◆ **SUPPLIED ENTRIES**:
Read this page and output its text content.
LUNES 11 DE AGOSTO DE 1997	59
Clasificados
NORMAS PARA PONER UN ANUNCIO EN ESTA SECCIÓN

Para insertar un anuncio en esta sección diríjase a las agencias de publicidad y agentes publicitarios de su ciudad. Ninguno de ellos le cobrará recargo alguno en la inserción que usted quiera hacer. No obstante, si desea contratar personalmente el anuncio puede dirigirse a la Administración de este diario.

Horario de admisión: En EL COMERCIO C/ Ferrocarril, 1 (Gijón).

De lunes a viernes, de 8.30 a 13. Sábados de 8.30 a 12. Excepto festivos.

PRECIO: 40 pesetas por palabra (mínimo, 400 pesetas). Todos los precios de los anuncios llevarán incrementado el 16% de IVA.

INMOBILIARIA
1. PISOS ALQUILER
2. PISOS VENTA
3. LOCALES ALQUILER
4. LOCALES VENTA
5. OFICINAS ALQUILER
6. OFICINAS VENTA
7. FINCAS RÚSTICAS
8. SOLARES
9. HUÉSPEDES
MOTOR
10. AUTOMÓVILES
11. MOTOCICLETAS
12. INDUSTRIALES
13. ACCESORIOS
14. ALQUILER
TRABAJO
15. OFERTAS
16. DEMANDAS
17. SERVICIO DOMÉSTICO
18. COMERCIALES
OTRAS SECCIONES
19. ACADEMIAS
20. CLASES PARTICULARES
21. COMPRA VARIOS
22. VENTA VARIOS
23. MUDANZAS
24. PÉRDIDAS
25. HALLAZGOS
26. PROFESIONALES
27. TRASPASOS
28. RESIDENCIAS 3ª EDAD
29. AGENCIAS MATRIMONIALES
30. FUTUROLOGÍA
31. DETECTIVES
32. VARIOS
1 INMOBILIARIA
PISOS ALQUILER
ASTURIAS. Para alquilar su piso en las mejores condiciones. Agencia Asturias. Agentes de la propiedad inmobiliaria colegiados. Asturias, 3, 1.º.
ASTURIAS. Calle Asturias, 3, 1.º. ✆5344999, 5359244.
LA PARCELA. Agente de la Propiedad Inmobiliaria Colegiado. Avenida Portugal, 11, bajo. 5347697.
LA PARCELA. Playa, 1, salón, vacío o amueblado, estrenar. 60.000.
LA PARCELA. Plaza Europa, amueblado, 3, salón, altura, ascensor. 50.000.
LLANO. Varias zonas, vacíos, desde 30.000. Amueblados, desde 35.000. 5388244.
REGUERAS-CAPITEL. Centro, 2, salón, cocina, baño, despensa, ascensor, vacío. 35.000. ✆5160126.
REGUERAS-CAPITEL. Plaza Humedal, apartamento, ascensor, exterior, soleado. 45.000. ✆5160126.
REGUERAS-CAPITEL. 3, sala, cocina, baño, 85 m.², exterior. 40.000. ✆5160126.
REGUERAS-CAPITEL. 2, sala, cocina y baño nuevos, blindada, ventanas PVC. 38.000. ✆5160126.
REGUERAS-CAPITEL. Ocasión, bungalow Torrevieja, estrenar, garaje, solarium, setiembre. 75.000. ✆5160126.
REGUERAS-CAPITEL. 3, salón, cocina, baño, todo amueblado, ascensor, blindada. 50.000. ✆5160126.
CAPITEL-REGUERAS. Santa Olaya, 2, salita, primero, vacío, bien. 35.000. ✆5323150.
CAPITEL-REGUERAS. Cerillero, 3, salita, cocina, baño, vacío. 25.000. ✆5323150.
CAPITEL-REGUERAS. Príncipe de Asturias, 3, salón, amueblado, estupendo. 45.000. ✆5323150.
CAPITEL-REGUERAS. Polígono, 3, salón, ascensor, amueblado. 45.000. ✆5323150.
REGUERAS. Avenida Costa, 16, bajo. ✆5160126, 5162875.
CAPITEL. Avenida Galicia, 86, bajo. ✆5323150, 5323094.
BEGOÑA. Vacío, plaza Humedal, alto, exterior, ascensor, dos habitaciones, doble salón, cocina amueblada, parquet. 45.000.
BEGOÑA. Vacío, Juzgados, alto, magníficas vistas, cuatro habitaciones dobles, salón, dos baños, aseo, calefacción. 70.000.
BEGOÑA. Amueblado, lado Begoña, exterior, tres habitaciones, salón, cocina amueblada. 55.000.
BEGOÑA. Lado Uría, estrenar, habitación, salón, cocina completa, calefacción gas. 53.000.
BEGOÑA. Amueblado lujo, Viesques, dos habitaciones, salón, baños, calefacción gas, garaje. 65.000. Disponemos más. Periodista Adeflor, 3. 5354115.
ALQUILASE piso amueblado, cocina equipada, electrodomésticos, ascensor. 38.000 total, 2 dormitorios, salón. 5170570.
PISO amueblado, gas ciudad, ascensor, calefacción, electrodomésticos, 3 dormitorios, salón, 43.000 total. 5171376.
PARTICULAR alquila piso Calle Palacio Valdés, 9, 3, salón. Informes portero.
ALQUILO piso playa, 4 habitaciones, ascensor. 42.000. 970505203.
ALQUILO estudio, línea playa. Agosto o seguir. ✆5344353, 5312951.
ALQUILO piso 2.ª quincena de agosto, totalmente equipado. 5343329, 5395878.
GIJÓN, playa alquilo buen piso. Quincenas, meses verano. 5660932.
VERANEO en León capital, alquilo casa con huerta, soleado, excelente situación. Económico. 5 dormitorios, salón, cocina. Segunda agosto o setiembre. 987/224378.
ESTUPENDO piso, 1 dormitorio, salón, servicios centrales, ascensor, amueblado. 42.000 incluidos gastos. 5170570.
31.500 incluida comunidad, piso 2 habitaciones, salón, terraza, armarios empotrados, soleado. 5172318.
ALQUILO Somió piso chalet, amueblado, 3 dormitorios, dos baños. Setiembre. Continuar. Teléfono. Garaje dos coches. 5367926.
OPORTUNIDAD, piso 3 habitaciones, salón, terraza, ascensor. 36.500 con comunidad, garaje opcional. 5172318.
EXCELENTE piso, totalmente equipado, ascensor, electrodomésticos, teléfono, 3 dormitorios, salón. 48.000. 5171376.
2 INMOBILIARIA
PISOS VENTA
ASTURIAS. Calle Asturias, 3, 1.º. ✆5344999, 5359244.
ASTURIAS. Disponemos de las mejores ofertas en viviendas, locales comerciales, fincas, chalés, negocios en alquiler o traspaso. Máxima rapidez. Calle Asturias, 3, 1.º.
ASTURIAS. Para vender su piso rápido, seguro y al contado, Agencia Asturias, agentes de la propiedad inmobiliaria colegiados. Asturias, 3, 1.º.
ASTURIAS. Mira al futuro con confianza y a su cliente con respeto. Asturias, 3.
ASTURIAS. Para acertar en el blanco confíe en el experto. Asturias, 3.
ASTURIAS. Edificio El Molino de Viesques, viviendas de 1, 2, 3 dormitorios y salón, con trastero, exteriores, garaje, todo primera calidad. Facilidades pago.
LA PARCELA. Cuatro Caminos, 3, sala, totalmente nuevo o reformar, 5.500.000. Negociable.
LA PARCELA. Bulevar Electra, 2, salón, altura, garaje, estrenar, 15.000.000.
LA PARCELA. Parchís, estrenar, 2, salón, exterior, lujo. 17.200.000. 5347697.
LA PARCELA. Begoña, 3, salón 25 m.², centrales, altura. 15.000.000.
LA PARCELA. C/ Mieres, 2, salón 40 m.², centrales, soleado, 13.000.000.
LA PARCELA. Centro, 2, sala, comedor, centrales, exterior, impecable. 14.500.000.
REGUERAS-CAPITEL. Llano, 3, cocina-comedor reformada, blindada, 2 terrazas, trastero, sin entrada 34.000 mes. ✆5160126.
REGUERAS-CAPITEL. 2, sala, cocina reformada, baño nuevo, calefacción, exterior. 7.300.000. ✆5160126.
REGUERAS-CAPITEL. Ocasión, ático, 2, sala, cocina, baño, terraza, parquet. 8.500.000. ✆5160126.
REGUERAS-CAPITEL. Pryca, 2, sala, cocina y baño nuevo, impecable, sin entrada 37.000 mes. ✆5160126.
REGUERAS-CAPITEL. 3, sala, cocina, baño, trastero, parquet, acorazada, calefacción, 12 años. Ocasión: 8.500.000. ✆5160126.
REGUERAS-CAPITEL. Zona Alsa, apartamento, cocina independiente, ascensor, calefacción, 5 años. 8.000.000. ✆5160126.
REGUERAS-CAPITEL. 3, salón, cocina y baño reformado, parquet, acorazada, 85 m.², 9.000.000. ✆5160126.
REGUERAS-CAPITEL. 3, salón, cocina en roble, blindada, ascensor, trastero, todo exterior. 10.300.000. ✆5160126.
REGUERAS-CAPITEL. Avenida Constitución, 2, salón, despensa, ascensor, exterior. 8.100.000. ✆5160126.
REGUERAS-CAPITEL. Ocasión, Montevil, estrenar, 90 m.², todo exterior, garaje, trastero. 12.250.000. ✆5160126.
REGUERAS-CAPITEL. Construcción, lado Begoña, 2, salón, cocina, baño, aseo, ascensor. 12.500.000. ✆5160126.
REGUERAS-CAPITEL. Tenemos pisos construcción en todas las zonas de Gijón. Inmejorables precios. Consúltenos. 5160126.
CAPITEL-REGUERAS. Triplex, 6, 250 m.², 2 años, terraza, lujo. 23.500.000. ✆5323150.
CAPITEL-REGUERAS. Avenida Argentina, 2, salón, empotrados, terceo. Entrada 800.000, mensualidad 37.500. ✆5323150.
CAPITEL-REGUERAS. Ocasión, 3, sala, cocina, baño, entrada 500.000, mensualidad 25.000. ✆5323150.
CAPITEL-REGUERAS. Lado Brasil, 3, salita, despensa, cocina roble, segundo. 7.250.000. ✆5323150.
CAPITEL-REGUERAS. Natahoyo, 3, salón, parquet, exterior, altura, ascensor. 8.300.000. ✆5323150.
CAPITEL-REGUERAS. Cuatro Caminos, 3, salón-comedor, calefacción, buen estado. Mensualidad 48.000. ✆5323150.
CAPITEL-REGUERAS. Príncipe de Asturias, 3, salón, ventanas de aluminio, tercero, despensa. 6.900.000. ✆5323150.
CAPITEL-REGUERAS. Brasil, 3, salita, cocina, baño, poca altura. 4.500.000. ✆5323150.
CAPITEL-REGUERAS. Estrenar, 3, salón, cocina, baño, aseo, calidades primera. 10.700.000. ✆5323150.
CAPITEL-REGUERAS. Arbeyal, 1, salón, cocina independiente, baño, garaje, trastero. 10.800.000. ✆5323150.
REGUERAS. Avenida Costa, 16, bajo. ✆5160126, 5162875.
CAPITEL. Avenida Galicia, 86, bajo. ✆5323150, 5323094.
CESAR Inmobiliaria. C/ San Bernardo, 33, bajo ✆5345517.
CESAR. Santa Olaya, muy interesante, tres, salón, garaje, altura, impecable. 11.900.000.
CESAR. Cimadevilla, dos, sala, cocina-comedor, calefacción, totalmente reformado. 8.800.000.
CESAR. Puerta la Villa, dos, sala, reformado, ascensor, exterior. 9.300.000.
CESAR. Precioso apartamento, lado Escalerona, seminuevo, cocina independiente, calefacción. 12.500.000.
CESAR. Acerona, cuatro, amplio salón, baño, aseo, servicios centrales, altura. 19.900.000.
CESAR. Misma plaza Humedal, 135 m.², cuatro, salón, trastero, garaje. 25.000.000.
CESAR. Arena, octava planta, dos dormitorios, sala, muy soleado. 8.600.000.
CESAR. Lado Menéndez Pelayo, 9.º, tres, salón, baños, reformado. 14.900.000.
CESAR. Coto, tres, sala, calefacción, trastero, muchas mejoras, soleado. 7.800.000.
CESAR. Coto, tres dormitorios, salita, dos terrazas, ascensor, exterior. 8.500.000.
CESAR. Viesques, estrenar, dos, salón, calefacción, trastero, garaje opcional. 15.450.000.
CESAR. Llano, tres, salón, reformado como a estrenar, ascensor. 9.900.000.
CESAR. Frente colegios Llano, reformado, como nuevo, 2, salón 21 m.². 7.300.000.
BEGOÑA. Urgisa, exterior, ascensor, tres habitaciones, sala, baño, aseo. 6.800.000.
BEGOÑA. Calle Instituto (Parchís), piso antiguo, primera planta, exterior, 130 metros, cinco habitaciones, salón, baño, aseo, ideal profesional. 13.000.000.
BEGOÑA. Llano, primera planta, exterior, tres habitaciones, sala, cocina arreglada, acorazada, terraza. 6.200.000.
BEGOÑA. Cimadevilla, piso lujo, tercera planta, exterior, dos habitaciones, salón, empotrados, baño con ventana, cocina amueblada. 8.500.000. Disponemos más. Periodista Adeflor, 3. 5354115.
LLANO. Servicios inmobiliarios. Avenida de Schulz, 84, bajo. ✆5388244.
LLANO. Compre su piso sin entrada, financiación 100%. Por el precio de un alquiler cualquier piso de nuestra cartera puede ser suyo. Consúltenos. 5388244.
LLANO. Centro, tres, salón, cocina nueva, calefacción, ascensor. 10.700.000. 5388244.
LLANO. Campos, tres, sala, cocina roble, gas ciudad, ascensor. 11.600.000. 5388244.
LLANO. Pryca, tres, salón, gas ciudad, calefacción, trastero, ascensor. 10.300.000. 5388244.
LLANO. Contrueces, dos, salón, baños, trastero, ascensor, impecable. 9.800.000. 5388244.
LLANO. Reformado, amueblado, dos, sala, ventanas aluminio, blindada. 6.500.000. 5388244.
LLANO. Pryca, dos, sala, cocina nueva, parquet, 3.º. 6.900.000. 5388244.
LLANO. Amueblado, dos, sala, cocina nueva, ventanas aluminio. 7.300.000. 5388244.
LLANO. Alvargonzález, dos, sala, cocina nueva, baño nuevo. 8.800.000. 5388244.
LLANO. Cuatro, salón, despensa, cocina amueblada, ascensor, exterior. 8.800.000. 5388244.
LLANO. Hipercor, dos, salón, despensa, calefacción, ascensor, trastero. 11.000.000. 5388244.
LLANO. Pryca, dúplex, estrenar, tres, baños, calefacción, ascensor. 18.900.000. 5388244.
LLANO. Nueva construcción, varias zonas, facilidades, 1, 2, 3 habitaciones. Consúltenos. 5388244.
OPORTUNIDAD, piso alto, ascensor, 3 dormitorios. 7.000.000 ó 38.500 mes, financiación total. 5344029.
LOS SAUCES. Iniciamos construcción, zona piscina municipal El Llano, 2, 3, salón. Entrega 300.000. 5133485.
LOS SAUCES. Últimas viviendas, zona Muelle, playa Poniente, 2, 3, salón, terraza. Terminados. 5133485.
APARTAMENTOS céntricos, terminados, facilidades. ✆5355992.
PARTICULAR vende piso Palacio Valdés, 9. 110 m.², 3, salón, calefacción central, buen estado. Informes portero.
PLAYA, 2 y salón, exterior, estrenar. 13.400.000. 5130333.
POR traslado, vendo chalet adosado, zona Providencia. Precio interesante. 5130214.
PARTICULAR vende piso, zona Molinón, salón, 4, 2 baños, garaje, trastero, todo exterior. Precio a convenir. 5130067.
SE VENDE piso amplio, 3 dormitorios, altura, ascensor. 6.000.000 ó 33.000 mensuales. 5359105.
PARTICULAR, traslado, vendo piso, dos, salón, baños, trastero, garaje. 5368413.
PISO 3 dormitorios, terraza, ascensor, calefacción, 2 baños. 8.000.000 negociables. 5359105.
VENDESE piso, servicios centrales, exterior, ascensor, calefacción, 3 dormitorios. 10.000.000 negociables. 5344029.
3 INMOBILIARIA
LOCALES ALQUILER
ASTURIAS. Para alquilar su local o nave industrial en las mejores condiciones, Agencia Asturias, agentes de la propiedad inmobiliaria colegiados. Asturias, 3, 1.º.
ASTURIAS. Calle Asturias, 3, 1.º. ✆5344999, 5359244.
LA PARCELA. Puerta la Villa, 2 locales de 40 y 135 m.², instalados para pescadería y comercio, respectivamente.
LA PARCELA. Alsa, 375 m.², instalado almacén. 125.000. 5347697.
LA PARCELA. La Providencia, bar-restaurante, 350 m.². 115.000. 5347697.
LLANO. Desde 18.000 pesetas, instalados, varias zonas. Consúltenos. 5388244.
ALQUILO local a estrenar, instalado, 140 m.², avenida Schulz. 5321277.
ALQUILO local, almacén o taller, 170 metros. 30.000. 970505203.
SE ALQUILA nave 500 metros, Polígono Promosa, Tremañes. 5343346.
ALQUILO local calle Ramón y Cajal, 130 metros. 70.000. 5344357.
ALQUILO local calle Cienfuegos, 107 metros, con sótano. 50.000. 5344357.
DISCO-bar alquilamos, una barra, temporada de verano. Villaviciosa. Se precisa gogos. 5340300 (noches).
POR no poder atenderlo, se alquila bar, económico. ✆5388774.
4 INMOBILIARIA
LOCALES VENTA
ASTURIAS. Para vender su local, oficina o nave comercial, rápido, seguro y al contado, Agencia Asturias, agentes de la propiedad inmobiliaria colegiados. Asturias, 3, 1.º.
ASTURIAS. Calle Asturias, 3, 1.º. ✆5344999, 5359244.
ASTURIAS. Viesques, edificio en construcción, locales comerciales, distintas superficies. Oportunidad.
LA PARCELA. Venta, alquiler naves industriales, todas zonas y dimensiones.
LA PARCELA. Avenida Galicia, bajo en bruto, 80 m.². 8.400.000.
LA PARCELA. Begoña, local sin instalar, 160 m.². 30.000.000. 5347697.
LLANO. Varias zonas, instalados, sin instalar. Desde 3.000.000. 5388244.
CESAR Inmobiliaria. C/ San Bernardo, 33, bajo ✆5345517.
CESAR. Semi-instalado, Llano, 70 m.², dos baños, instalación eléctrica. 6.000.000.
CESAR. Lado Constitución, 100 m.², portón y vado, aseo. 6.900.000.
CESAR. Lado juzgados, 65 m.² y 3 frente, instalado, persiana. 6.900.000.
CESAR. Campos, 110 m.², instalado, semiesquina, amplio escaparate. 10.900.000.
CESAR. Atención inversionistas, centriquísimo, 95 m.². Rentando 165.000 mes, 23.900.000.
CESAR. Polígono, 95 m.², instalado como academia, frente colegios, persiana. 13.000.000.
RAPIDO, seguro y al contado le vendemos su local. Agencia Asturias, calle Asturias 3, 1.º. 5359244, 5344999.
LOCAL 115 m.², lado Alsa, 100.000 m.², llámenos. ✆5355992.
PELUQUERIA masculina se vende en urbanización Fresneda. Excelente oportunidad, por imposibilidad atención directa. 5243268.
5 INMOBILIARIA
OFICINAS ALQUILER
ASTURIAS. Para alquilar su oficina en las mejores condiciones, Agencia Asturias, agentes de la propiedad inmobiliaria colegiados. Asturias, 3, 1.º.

◆ **WHAT THIS TASK INVOLVES**: From the listing above, copy out each line where the word "buen" appears.

◆ **RESULT FOR THIS TASK**:
GIJÓN, playa alquilo buen piso. Quincenas, meses verano. 5660932.
CAPITEL-REGUERAS. Cuatro Caminos, 3, salón-comedor, calefacción, buen estado. Mensualidad 48.000. ✆5323150.
PARTICULAR vende piso Palacio Valdés, 9. 110 m.², 3, salón, calefacción central, buen estado. Informes portero.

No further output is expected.